EXERCISE PROMPT: Copy nothing but the text: reproduce each line of the listing exactly and leave the pictures out.

## begin

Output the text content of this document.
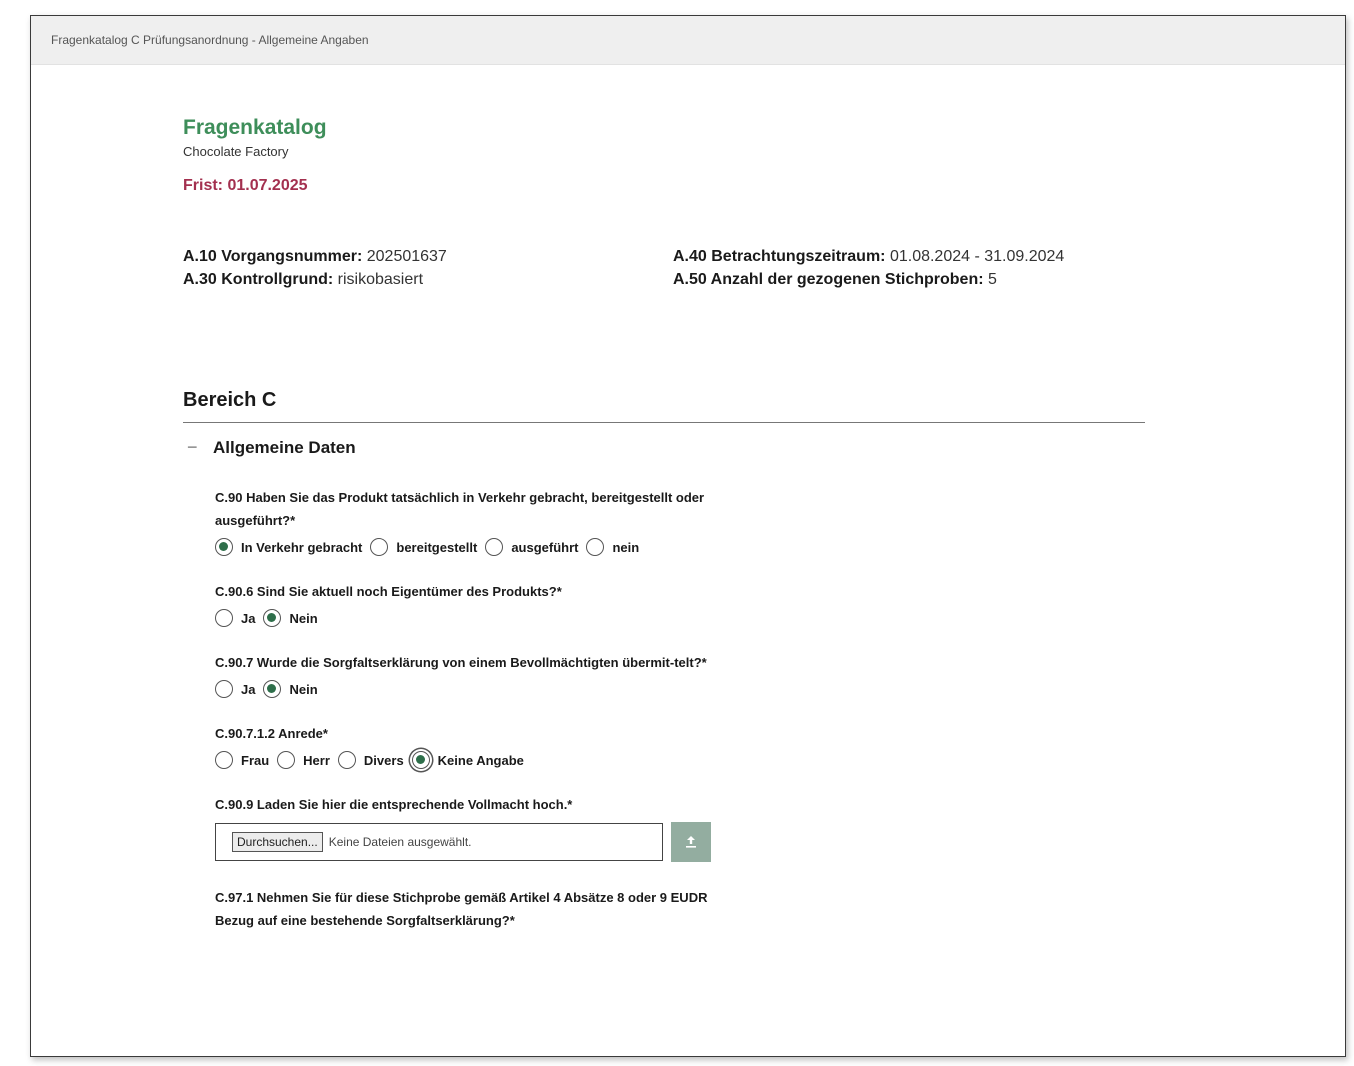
Fragenkatalog C Prüfungsanordnung - Allgemeine Angaben
Fragenkatalog
Chocolate Factory
Frist: 01.07.2025
A.10 Vorgangsnummer: 202501637
A.30 Kontrollgrund: risikobasiert
A.40 Betrachtungszeitraum: 01.08.2024 - 31.09.2024
A.50 Anzahl der gezogenen Stichproben: 5
Bereich C
− Allgemeine Daten
C.90 Haben Sie das Produkt tatsächlich in Verkehr gebracht, bereitgestellt oder ausgeführt?*
In Verkehr gebracht	bereitgestellt	ausgeführt	nein
C.90.6 Sind Sie aktuell noch Eigentümer des Produkts?*
Ja	Nein
C.90.7 Wurde die Sorgfaltserklärung von einem Bevollmächtigten übermit-telt?*
Ja	Nein
C.90.7.1.2 Anrede*
Frau	Herr	Divers	Keine Angabe
C.90.9 Laden Sie hier die entsprechende Vollmacht hoch.*
Durchsuchen... Keine Dateien ausgewählt.
C.97.1 Nehmen Sie für diese Stichprobe gemäß Artikel 4 Absätze 8 oder 9 EUDR Bezug auf eine bestehende Sorgfaltserklärung?*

## end

ANSWER BELOW:
Output the text content of this document.
Fragenkatalog C Prüfungsanordnung - Allgemeine Angaben
Fragenkatalog
Chocolate Factory
Frist: 01.07.2025
A.10 Vorgangsnummer: 202501637
A.30 Kontrollgrund: risikobasiert
A.40 Betrachtungszeitraum: 01.08.2024 - 31.09.2024
A.50 Anzahl der gezogenen Stichproben: 5
Bereich C
− Allgemeine Daten
C.90 Haben Sie das Produkt tatsächlich in Verkehr gebracht, bereitgestellt oder ausgeführt?*
In Verkehr gebracht	bereitgestellt	ausgeführt	nein
C.90.6 Sind Sie aktuell noch Eigentümer des Produkts?*
Ja	Nein
C.90.7 Wurde die Sorgfaltserklärung von einem Bevollmächtigten übermit-telt?*
Ja	Nein
C.90.7.1.2 Anrede*
Frau	Herr	Divers	Keine Angabe
C.90.9 Laden Sie hier die entsprechende Vollmacht hoch.*
Durchsuchen... Keine Dateien ausgewählt.
C.97.1 Nehmen Sie für diese Stichprobe gemäß Artikel 4 Absätze 8 oder 9 EUDR Bezug auf eine bestehende Sorgfaltserklärung?*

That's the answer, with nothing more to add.